## TASK REQUIREMENTS
Check every line of the entries that follow, and copy the ones containing "number".
>> start SUPPLIED DATA
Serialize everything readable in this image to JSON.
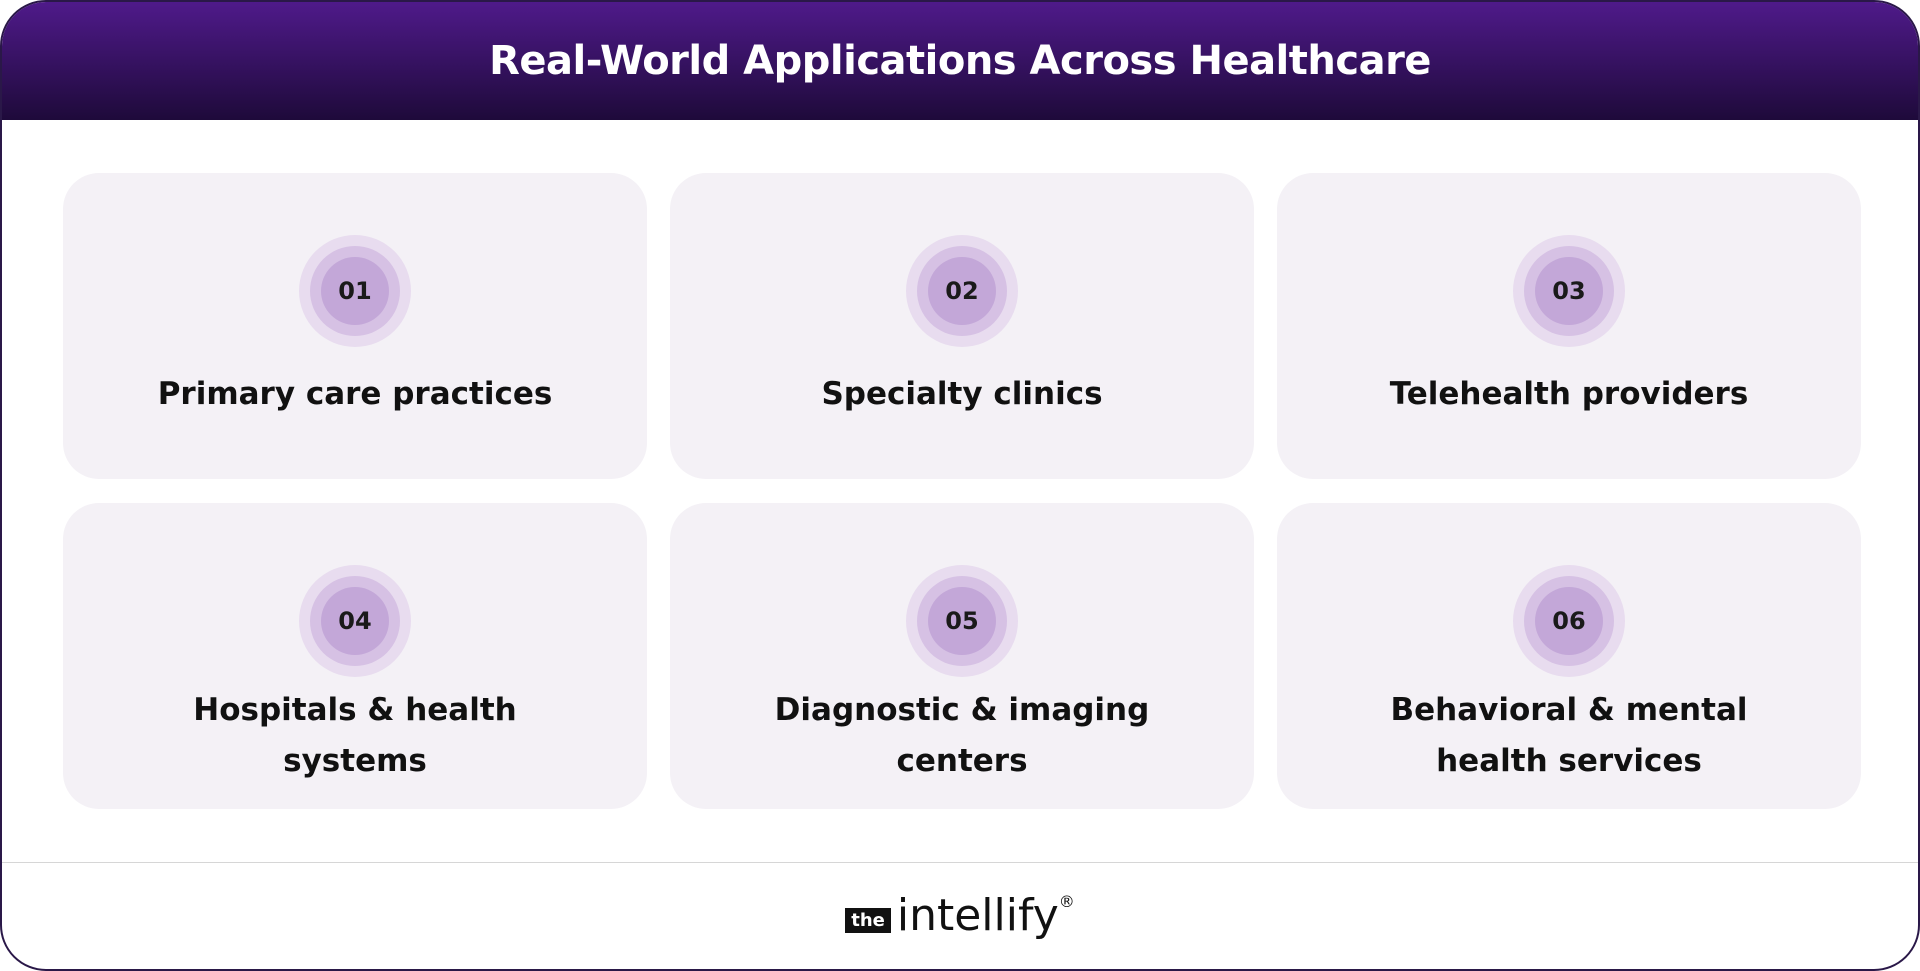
{
  "header": {
    "title": "Real-World Applications Across Healthcare"
  },
  "cards": [
    {
      "number": "01",
      "lines": [
        "Primary care practices"
      ]
    },
    {
      "number": "02",
      "lines": [
        "Specialty clinics"
      ]
    },
    {
      "number": "03",
      "lines": [
        "Telehealth providers"
      ]
    },
    {
      "number": "04",
      "lines": [
        "Hospitals & health",
        "systems"
      ]
    },
    {
      "number": "05",
      "lines": [
        "Diagnostic & imaging",
        "centers"
      ]
    },
    {
      "number": "06",
      "lines": [
        "Behavioral & mental",
        "health services"
      ]
    }
  ],
  "footer": {
    "logo": {
      "prefix": "the",
      "name": "intellify",
      "mark": "®"
    }
  }
}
>> end SUPPLIED DATA
## SOLVED PROBLEM
      "number": "01",
      "number": "02",
      "number": "03",
      "number": "04",
      "number": "05",
      "number": "06",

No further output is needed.